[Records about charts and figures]
####

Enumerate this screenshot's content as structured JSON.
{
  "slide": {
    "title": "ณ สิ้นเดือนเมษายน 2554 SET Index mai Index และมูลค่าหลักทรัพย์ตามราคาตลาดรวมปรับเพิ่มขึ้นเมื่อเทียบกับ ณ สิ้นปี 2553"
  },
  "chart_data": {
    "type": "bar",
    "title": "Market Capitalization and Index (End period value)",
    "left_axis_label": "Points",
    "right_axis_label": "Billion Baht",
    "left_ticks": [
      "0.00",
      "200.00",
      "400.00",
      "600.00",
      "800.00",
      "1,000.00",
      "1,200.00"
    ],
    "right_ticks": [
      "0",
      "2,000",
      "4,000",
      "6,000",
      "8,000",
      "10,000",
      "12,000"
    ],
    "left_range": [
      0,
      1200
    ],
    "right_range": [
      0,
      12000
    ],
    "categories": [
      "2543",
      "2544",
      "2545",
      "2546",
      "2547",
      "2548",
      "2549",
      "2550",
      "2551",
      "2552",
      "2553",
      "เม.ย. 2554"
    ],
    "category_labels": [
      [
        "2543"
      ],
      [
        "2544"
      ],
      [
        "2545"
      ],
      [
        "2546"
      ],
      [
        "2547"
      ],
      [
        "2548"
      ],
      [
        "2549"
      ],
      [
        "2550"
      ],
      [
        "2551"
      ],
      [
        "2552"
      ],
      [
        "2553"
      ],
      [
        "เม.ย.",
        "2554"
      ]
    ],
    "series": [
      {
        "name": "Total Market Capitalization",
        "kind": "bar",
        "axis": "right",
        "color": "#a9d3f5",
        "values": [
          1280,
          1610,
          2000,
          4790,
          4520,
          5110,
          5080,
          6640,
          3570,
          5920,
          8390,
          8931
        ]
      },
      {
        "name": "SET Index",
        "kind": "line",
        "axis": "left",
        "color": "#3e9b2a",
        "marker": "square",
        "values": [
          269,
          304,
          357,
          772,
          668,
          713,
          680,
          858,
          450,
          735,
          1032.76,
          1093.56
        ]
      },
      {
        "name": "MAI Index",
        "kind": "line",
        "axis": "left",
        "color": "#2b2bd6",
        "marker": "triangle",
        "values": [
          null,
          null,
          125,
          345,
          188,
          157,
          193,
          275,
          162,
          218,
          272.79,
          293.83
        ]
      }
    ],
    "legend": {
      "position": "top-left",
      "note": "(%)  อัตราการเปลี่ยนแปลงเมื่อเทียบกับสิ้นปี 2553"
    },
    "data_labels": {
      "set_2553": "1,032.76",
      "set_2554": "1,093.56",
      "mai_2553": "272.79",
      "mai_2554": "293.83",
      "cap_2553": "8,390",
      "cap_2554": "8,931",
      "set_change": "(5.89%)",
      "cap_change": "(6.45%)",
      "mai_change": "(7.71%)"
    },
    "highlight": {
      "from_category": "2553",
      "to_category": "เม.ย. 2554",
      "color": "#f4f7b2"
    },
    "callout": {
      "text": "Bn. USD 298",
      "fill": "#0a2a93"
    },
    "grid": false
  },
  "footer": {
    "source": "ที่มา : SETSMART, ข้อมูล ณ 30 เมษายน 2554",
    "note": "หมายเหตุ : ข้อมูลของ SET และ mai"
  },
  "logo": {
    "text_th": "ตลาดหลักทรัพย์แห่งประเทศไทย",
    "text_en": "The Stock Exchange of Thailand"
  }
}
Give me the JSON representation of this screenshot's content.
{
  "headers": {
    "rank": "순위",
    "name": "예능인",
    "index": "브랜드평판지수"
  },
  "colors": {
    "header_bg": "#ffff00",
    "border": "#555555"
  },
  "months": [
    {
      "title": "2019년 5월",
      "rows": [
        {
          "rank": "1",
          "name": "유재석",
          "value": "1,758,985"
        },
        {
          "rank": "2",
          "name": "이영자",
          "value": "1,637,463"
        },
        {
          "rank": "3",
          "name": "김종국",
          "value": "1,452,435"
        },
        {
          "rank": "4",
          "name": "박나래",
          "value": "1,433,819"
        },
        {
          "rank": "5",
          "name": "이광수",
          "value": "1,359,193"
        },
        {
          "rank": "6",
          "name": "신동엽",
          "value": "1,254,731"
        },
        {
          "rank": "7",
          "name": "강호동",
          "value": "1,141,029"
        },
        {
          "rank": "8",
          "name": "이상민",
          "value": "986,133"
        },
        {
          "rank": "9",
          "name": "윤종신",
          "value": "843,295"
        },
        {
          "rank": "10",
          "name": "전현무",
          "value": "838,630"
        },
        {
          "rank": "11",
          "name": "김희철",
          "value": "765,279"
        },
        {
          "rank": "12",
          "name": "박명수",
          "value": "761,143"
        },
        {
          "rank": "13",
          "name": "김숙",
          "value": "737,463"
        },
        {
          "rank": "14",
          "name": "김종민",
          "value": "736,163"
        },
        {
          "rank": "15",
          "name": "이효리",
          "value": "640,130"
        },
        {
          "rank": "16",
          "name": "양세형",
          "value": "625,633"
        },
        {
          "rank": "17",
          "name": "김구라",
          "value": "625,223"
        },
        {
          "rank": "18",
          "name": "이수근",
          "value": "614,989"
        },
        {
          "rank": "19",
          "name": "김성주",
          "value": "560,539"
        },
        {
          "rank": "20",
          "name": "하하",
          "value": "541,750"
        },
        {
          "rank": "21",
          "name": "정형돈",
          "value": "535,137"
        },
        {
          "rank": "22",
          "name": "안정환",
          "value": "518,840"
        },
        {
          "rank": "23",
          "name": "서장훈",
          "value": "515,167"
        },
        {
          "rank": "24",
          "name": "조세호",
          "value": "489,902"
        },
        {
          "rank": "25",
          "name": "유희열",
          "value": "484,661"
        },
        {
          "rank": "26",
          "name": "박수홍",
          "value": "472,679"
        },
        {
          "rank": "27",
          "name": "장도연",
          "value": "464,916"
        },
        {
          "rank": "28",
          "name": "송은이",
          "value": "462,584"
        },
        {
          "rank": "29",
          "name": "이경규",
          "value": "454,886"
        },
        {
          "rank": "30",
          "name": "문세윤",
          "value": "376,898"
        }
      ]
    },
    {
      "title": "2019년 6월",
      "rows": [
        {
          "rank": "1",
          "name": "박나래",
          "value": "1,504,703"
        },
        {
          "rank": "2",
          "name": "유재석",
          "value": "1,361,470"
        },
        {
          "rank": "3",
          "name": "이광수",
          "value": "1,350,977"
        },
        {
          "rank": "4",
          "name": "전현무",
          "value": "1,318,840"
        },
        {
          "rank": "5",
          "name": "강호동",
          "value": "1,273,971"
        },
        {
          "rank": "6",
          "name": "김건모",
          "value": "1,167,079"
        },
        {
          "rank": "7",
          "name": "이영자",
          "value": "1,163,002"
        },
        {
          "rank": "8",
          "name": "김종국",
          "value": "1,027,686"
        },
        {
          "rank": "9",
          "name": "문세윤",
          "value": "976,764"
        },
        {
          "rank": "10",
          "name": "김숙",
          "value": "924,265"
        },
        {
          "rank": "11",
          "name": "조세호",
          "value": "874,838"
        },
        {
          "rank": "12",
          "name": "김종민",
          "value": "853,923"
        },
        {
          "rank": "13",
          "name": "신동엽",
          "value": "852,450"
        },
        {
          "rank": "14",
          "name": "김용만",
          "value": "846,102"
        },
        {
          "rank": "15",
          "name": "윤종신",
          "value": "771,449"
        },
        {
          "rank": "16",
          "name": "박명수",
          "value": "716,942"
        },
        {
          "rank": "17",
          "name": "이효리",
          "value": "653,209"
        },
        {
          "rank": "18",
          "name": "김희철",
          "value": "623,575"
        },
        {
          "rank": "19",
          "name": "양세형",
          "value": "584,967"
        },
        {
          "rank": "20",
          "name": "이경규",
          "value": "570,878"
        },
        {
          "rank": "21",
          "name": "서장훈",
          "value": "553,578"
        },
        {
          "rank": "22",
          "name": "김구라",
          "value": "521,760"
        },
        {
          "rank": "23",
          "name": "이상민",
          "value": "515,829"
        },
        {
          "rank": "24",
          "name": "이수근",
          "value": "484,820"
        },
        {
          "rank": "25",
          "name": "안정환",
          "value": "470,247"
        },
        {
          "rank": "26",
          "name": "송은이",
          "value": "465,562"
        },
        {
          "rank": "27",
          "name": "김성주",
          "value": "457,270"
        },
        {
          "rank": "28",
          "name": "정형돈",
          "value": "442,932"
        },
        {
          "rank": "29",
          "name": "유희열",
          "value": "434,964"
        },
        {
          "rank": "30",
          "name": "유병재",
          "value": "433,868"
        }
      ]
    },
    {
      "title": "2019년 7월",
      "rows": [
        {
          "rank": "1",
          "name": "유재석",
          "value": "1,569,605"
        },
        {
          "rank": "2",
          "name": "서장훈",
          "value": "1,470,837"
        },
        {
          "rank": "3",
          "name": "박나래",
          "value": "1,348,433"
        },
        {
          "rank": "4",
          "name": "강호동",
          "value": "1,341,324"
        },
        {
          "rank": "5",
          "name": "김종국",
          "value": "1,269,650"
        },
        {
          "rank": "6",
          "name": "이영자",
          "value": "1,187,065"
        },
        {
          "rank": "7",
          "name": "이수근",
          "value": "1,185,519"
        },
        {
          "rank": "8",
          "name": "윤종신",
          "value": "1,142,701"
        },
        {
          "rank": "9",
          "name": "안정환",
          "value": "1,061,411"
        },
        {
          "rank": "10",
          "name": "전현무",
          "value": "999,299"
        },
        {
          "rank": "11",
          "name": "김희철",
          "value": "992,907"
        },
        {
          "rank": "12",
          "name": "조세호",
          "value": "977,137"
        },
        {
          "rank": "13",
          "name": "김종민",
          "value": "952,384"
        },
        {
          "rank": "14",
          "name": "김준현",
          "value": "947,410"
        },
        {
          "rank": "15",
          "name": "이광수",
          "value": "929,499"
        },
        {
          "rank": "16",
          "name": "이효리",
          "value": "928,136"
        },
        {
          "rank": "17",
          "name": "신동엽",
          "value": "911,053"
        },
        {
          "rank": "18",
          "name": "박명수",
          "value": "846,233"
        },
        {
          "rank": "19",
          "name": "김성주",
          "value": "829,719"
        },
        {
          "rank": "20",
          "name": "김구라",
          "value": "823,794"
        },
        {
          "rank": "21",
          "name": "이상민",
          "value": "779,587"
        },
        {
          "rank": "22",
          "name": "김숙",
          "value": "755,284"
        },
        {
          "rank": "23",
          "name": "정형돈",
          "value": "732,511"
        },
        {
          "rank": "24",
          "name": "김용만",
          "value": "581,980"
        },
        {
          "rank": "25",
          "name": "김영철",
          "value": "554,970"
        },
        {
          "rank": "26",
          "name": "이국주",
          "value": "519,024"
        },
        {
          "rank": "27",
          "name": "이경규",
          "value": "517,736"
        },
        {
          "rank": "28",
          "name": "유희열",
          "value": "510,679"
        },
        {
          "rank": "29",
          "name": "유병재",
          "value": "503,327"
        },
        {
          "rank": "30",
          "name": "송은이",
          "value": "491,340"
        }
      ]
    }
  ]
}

####

PROBLEM TO WORK ON:
Pull every line containing the word "title" out of the material and copy it.

FULL RESPONSE:
    "title": "ณ สิ้นเดือนเมษายน 2554 SET Index mai Index และมูลค่าหลักทรัพย์ตามราคาตลาดรวมปรับเพิ่มขึ้นเมื่อเทียบกับ ณ สิ้นปี 2553"
    "title": "Market Capitalization and Index (End period value)",
      "title": "2019년 5월",
      "title": "2019년 6월",
      "title": "2019년 7월",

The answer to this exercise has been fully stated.